DATA RECORDS:
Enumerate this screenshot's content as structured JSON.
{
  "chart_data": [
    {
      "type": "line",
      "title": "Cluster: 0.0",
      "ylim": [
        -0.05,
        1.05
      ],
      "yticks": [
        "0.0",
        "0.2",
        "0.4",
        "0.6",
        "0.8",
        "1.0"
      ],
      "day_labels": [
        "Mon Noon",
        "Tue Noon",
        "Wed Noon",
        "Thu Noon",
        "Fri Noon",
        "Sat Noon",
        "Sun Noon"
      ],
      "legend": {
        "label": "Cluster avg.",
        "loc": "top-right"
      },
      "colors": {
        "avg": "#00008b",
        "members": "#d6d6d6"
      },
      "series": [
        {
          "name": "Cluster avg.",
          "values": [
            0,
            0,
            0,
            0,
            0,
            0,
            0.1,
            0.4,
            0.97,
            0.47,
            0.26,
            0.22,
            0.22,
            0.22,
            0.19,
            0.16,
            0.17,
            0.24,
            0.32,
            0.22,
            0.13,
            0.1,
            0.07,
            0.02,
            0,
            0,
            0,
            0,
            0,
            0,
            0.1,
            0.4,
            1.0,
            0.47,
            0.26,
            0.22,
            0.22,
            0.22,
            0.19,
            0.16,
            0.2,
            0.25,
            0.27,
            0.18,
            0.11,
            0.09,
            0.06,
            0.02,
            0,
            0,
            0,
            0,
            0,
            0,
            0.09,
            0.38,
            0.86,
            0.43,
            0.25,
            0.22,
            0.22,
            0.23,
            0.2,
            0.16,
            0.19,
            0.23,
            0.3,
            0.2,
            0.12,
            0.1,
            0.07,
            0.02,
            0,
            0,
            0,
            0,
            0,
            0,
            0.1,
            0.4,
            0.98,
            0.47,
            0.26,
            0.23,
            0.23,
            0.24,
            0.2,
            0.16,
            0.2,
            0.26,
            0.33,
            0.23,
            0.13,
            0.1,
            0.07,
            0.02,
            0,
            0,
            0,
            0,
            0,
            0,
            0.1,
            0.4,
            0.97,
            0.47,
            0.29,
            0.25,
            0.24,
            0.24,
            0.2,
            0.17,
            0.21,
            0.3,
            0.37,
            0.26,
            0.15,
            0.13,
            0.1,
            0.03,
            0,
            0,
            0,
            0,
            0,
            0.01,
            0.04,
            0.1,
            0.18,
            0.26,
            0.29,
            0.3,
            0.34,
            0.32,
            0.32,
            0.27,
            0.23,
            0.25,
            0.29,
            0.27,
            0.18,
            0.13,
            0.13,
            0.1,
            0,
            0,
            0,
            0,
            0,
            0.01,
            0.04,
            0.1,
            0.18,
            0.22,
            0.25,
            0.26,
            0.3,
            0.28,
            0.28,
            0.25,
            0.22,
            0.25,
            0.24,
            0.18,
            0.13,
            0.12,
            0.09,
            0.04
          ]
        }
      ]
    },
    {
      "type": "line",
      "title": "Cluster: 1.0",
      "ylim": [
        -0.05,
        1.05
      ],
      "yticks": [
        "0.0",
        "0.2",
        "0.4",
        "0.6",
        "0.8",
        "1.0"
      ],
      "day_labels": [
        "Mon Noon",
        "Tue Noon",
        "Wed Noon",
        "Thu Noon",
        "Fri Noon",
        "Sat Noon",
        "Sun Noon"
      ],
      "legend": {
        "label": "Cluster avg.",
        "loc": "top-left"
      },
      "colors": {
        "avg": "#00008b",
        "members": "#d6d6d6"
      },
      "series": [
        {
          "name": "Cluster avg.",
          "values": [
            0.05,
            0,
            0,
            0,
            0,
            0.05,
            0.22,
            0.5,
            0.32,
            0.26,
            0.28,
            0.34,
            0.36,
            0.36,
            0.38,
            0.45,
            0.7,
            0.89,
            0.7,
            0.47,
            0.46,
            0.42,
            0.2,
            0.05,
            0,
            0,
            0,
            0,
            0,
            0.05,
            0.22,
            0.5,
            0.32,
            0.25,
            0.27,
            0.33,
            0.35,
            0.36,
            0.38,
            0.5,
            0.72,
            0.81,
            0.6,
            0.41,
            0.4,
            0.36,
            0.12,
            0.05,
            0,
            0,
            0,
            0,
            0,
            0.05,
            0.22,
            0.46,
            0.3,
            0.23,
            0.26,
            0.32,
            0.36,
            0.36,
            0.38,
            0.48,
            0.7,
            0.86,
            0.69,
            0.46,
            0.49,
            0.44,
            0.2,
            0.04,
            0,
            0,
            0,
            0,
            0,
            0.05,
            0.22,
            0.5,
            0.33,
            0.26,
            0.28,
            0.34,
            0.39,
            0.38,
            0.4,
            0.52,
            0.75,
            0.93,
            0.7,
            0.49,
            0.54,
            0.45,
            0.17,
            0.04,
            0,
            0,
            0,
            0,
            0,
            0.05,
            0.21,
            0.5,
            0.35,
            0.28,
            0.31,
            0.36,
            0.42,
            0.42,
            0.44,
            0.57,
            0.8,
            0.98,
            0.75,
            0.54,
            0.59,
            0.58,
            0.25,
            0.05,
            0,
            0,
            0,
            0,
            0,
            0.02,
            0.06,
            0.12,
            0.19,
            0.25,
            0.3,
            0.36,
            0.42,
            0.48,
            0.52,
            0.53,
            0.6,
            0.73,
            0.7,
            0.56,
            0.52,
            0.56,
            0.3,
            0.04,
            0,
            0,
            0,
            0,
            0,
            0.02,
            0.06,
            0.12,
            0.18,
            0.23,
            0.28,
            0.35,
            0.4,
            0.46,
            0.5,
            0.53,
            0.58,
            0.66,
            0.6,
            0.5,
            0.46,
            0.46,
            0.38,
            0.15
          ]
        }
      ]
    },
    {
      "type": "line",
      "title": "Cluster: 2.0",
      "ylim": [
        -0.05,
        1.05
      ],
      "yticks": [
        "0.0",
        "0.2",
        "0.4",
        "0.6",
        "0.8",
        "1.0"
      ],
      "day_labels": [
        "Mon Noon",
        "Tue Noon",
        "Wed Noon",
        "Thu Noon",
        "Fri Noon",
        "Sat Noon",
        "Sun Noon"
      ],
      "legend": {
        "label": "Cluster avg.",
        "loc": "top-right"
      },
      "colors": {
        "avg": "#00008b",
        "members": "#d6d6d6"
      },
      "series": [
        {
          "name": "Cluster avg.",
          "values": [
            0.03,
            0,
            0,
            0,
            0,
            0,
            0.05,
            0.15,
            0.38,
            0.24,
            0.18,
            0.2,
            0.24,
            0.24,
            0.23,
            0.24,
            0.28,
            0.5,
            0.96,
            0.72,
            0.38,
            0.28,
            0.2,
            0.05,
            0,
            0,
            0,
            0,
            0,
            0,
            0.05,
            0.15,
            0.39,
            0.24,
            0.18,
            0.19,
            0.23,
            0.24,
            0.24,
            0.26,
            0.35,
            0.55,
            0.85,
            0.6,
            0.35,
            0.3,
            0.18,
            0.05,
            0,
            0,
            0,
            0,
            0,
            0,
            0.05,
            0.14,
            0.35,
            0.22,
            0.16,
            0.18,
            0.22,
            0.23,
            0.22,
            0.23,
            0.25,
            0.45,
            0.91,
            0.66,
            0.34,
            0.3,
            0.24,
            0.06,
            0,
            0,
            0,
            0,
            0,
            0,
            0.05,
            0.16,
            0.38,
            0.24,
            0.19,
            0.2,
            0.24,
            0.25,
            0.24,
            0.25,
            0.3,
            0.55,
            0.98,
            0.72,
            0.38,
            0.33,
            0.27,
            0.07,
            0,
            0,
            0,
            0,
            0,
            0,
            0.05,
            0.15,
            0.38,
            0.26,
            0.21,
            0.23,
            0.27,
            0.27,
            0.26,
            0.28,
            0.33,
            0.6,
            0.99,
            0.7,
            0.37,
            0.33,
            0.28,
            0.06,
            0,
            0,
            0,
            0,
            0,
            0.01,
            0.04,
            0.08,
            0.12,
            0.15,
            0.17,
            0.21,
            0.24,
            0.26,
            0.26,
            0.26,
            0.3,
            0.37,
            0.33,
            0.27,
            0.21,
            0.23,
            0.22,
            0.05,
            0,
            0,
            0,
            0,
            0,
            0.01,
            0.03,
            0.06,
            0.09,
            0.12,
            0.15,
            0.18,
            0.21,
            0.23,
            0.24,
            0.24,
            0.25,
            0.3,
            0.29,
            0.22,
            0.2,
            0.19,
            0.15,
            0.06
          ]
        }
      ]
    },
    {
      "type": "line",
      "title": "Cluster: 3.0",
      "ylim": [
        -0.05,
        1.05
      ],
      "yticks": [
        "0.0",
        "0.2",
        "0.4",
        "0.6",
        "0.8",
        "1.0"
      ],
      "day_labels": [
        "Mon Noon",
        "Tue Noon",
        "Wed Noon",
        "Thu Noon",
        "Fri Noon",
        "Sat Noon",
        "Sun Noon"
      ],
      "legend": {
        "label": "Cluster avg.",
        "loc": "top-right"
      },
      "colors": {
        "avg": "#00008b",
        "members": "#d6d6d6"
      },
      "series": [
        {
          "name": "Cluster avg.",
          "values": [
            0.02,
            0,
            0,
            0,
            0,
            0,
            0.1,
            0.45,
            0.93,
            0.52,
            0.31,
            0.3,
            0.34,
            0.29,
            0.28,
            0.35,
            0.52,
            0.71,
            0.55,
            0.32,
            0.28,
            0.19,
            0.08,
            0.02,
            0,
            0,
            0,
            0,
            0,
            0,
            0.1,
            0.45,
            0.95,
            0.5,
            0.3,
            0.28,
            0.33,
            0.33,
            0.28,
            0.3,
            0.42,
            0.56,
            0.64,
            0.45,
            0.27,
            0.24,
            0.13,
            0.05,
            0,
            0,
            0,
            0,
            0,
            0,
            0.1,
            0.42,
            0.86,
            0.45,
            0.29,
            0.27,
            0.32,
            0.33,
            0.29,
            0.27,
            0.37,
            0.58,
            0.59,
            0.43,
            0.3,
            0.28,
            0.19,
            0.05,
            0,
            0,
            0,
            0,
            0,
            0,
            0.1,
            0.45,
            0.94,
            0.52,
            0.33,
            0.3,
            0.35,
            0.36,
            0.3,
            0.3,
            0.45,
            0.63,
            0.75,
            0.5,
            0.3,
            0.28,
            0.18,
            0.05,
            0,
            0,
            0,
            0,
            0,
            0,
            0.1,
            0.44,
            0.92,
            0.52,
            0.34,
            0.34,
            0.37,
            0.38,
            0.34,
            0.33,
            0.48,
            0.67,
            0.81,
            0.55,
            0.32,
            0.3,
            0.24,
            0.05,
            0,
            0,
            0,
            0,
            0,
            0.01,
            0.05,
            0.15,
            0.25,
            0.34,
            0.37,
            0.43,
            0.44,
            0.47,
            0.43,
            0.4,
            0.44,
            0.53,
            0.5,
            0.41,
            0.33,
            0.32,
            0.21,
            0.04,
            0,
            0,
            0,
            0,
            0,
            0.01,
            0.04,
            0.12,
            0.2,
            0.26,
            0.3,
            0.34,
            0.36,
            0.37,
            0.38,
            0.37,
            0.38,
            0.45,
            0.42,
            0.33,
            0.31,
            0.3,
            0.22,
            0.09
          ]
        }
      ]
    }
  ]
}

--

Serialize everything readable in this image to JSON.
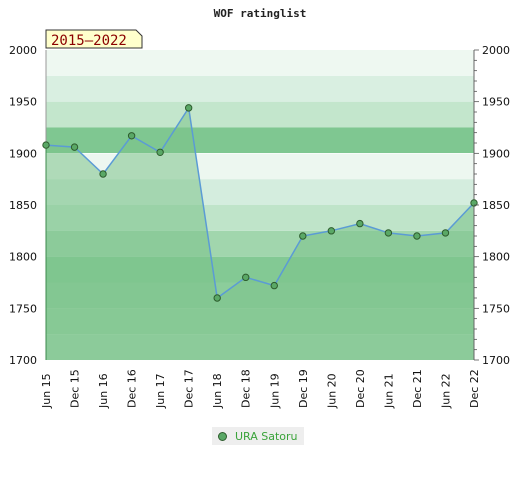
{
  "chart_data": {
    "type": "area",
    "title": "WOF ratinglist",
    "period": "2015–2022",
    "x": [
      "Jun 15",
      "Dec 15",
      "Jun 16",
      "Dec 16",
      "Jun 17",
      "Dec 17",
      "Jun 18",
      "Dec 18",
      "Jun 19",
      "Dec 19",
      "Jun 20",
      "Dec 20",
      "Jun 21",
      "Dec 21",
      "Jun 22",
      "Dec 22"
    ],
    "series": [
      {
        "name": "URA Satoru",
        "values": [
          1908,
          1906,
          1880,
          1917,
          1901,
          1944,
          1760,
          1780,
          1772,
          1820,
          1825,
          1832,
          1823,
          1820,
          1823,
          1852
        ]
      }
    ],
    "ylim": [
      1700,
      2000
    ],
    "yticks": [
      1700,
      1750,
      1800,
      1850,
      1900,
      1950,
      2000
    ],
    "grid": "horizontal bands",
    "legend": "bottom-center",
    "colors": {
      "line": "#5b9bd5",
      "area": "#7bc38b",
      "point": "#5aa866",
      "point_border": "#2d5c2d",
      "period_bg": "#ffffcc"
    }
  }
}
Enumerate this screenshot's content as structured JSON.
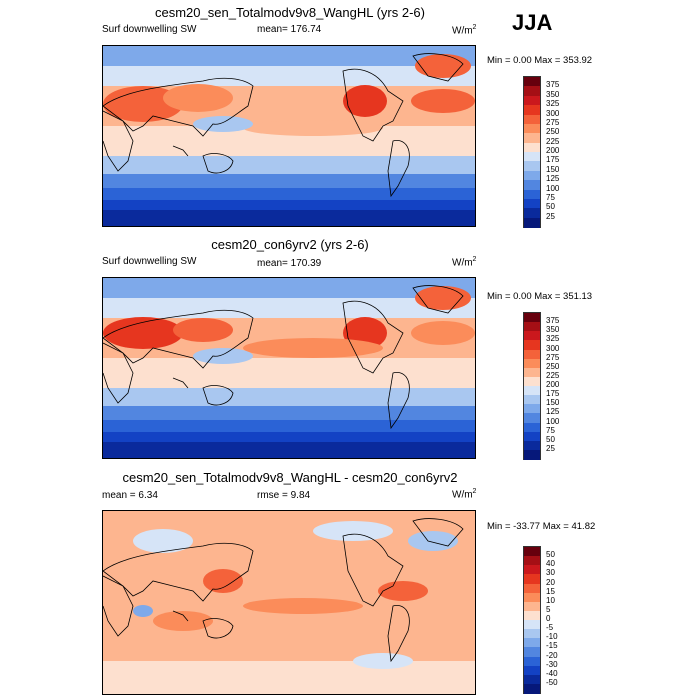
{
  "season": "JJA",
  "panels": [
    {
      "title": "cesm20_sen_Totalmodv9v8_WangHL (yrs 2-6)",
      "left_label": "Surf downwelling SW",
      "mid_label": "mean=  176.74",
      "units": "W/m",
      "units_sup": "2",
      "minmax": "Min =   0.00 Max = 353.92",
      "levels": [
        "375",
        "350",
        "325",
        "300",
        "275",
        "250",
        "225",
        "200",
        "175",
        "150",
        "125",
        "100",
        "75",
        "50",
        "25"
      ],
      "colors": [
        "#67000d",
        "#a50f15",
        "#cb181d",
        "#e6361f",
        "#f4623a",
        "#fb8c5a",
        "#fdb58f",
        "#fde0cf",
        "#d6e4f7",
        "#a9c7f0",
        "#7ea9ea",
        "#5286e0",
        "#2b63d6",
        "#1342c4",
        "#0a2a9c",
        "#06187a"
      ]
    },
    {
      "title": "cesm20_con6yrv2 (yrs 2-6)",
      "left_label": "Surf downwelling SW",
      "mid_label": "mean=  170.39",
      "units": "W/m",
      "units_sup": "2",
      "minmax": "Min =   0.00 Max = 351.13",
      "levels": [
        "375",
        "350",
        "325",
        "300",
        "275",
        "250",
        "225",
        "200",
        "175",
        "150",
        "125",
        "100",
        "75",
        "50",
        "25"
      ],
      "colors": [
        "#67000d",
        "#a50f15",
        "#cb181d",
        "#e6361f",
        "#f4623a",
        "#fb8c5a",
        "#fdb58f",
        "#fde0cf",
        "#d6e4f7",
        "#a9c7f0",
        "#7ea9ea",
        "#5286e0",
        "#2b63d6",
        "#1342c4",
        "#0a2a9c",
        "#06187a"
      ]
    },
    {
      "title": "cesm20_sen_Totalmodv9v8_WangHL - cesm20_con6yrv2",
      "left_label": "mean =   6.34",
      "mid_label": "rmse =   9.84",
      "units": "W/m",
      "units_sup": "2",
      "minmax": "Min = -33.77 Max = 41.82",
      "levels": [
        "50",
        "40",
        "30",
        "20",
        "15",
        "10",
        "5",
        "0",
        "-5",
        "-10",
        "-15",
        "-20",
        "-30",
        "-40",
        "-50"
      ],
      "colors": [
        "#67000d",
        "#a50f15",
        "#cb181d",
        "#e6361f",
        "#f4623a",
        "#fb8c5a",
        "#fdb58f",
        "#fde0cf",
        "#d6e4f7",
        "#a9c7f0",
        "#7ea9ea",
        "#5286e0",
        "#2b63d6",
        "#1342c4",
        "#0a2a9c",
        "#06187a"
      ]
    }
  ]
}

THE TASK: Return all lines containing "title".

SOLUTION FOR THIS EXERCISE:
      "title": "Cluster: 0.0",
      "title": "Cluster: 1.0",
      "title": "Cluster: 2.0",
      "title": "Cluster: 3.0",
    "title": "WOF ratinglist",
      "title": "cesm20_sen_Totalmodv9v8_WangHL (yrs 2-6)",
      "title": "cesm20_con6yrv2 (yrs 2-6)",
      "title": "cesm20_sen_Totalmodv9v8_WangHL - cesm20_con6yrv2",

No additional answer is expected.